**Exercise input**.
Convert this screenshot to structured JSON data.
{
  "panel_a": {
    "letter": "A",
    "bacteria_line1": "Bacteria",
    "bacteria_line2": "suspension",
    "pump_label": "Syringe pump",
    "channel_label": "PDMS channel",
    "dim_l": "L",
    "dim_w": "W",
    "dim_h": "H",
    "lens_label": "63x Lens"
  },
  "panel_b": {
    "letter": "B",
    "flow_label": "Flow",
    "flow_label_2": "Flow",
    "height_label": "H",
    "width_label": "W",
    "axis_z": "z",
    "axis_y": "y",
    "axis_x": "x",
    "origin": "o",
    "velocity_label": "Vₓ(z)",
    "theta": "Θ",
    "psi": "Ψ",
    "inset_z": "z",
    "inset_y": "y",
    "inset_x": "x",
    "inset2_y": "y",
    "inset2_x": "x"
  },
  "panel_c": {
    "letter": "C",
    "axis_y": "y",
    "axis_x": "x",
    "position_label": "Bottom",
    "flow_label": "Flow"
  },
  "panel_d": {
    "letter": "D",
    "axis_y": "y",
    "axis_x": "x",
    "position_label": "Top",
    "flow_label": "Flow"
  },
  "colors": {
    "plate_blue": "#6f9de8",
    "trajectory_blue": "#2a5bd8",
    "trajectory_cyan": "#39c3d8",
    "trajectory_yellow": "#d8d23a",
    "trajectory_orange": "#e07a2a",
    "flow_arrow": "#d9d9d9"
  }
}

**What is being asked**. Word for word, set down all the lines above.

**Solution to this problem**.
Convert this screenshot to structured JSON data.
{
  "panel_a": {
    "letter": "A",
    "bacteria_line1": "Bacteria",
    "bacteria_line2": "suspension",
    "pump_label": "Syringe pump",
    "channel_label": "PDMS channel",
    "dim_l": "L",
    "dim_w": "W",
    "dim_h": "H",
    "lens_label": "63x Lens"
  },
  "panel_b": {
    "letter": "B",
    "flow_label": "Flow",
    "flow_label_2": "Flow",
    "height_label": "H",
    "width_label": "W",
    "axis_z": "z",
    "axis_y": "y",
    "axis_x": "x",
    "origin": "o",
    "velocity_label": "Vₓ(z)",
    "theta": "Θ",
    "psi": "Ψ",
    "inset_z": "z",
    "inset_y": "y",
    "inset_x": "x",
    "inset2_y": "y",
    "inset2_x": "x"
  },
  "panel_c": {
    "letter": "C",
    "axis_y": "y",
    "axis_x": "x",
    "position_label": "Bottom",
    "flow_label": "Flow"
  },
  "panel_d": {
    "letter": "D",
    "axis_y": "y",
    "axis_x": "x",
    "position_label": "Top",
    "flow_label": "Flow"
  },
  "colors": {
    "plate_blue": "#6f9de8",
    "trajectory_blue": "#2a5bd8",
    "trajectory_cyan": "#39c3d8",
    "trajectory_yellow": "#d8d23a",
    "trajectory_orange": "#e07a2a",
    "flow_arrow": "#d9d9d9"
  }
}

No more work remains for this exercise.